**EXERCISE OBJECTIVE:** Word for word, print each line of the listing below; pictures stay out.

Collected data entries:
..............................

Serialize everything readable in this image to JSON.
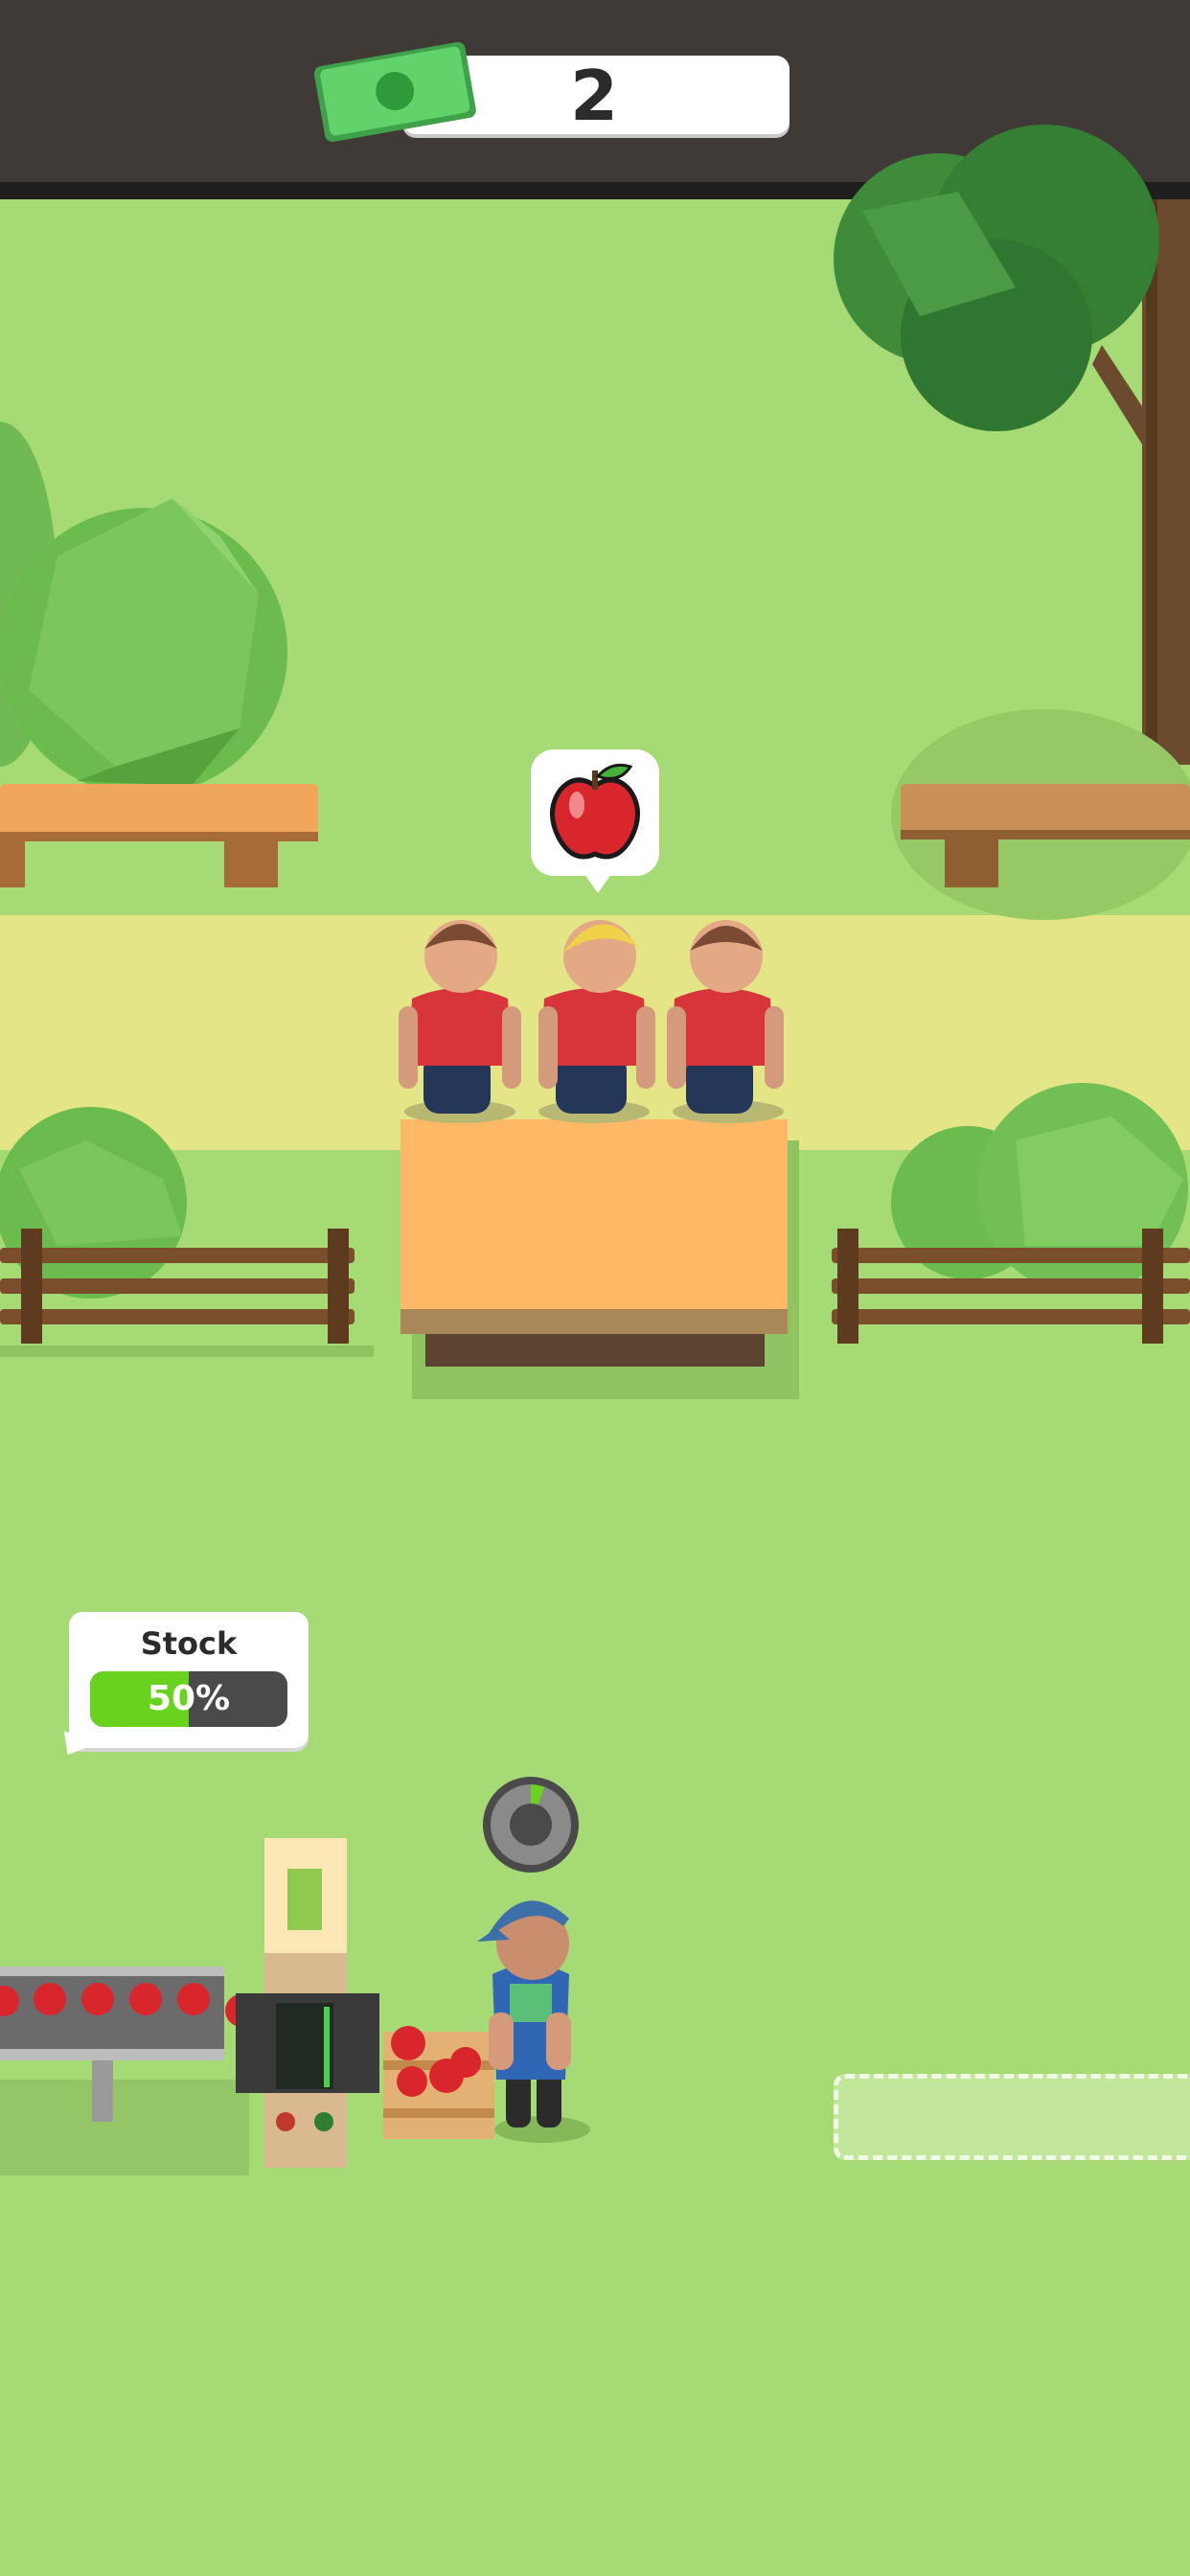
{
  "hud": {
    "money": "2",
    "cash_icon": "cash-banknote-icon"
  },
  "customer_request": {
    "icon": "apple-icon"
  },
  "stock": {
    "label": "Stock",
    "percent_text": "50%",
    "fill_fraction": 0.5
  },
  "colors": {
    "ground": "#a6da74",
    "path": "#e3e586",
    "counter_top": "#ffb865",
    "hud_bar": "#403a37",
    "stock_fill": "#68d21f",
    "cash_green": "#5fd46a"
  }
}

..............................

**TASK RESPONSE:**
Serialize everything readable in this image to JSON.
{
  "hud": {
    "money": "2",
    "cash_icon": "cash-banknote-icon"
  },
  "customer_request": {
    "icon": "apple-icon"
  },
  "stock": {
    "label": "Stock",
    "percent_text": "50%",
    "fill_fraction": 0.5
  },
  "colors": {
    "ground": "#a6da74",
    "path": "#e3e586",
    "counter_top": "#ffb865",
    "hud_bar": "#403a37",
    "stock_fill": "#68d21f",
    "cash_green": "#5fd46a"
  }
}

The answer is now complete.